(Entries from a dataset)
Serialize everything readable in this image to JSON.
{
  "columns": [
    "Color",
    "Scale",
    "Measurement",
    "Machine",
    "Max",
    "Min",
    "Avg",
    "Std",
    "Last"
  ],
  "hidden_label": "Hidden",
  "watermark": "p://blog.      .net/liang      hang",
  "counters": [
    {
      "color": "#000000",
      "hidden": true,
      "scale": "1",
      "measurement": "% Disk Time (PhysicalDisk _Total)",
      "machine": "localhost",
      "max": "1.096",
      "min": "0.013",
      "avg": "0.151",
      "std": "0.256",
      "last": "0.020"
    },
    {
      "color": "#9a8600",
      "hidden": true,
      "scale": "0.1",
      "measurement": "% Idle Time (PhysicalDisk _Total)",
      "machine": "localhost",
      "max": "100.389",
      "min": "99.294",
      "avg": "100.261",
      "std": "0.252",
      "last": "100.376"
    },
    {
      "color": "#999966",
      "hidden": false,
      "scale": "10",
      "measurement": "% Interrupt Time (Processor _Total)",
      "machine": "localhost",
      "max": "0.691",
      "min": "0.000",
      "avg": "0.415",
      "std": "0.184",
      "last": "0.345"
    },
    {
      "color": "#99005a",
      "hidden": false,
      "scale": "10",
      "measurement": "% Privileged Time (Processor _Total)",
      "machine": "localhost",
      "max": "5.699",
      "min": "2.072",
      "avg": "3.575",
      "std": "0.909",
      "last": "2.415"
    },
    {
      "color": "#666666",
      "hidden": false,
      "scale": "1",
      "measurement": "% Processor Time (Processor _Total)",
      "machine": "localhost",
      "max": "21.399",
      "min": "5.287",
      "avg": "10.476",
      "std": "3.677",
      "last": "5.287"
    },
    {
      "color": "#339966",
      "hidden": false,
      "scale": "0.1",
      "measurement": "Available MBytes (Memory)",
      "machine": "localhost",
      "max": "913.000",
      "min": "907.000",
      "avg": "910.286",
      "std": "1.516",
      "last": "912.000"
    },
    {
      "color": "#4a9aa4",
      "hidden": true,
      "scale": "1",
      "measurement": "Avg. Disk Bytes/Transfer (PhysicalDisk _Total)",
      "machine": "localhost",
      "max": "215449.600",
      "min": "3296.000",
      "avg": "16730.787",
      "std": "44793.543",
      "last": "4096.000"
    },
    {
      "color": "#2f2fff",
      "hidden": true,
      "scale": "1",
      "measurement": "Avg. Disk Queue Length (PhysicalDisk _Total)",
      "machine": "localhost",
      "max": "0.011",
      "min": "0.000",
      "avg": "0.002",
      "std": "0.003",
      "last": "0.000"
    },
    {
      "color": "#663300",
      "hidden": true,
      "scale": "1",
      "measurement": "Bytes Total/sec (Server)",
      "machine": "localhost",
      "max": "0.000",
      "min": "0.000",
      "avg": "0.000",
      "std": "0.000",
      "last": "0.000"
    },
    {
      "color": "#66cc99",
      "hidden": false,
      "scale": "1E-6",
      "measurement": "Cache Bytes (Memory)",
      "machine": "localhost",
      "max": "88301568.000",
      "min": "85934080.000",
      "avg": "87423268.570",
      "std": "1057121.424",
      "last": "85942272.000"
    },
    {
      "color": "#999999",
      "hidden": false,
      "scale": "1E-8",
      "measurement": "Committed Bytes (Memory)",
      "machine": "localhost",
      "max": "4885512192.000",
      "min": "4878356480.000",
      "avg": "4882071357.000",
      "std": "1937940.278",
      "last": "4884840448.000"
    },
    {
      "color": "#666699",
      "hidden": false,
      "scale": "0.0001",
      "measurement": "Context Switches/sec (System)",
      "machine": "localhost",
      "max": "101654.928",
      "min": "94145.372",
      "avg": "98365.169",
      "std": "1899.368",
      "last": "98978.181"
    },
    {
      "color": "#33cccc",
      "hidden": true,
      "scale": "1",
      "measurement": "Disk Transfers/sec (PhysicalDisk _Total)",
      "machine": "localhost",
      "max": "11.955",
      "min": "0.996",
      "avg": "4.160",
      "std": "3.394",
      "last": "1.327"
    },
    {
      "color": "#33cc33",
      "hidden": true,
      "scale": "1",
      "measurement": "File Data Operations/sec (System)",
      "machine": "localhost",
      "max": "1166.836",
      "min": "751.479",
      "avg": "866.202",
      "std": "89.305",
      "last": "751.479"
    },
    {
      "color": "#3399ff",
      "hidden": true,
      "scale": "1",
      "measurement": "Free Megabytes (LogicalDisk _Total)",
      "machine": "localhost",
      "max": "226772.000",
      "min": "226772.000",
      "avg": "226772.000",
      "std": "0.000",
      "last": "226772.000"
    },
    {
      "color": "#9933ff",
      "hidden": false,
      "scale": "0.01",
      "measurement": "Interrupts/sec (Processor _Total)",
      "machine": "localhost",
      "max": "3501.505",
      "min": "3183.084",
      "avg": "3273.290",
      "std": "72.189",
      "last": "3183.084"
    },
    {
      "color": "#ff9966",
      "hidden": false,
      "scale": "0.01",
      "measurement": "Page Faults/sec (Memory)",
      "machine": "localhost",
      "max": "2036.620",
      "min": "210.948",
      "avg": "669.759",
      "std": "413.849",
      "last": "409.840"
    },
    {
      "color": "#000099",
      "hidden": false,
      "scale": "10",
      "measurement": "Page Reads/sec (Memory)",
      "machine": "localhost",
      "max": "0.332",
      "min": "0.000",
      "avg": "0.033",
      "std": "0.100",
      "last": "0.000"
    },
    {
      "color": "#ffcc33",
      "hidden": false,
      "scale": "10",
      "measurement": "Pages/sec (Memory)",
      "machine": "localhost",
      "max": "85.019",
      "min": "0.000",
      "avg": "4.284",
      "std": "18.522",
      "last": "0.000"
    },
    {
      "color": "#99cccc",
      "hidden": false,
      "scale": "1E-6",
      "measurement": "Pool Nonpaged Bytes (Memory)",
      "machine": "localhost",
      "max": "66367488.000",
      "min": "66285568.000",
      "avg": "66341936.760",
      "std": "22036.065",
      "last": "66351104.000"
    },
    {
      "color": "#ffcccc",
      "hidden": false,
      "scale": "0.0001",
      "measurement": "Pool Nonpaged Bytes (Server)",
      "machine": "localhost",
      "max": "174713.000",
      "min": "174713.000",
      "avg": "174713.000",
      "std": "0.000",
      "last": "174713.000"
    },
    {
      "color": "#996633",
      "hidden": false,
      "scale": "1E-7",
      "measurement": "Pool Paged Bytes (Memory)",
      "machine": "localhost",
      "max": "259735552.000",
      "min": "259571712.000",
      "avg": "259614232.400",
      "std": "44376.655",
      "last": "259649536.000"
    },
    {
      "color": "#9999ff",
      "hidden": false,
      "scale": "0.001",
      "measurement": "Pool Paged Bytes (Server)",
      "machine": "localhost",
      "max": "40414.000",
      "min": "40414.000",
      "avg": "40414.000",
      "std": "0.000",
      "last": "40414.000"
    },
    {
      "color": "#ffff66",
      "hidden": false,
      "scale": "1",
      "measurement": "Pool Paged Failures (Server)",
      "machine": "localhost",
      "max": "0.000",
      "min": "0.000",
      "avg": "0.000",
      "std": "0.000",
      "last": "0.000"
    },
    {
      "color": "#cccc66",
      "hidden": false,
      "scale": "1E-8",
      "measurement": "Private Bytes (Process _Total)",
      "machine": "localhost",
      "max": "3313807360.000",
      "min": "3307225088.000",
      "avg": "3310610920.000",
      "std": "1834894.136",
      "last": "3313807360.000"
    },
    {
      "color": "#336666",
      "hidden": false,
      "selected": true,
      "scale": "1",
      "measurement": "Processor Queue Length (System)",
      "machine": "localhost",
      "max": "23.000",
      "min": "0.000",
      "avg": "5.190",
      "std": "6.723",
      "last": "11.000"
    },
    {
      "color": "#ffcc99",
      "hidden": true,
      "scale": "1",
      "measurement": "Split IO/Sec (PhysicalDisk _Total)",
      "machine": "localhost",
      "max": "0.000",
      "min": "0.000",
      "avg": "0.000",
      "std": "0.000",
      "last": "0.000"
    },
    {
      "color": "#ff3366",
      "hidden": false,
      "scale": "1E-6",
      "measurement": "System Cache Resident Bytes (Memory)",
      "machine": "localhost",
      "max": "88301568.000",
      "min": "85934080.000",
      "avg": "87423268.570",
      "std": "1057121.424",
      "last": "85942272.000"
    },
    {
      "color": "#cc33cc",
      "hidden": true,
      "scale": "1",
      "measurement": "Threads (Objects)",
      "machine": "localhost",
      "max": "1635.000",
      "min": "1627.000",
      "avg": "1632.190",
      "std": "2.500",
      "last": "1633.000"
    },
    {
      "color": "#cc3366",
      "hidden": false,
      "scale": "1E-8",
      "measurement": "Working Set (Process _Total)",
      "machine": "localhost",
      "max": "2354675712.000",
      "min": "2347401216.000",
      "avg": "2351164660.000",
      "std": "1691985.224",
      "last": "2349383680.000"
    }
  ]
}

▶ _GIVEN INSTRUCTION_: Each line holding "Cache" must be found and copied.

▶ _TASK RESPONSE_:
      "measurement": "Cache Bytes (Memory)",
      "measurement": "System Cache Resident Bytes (Memory)",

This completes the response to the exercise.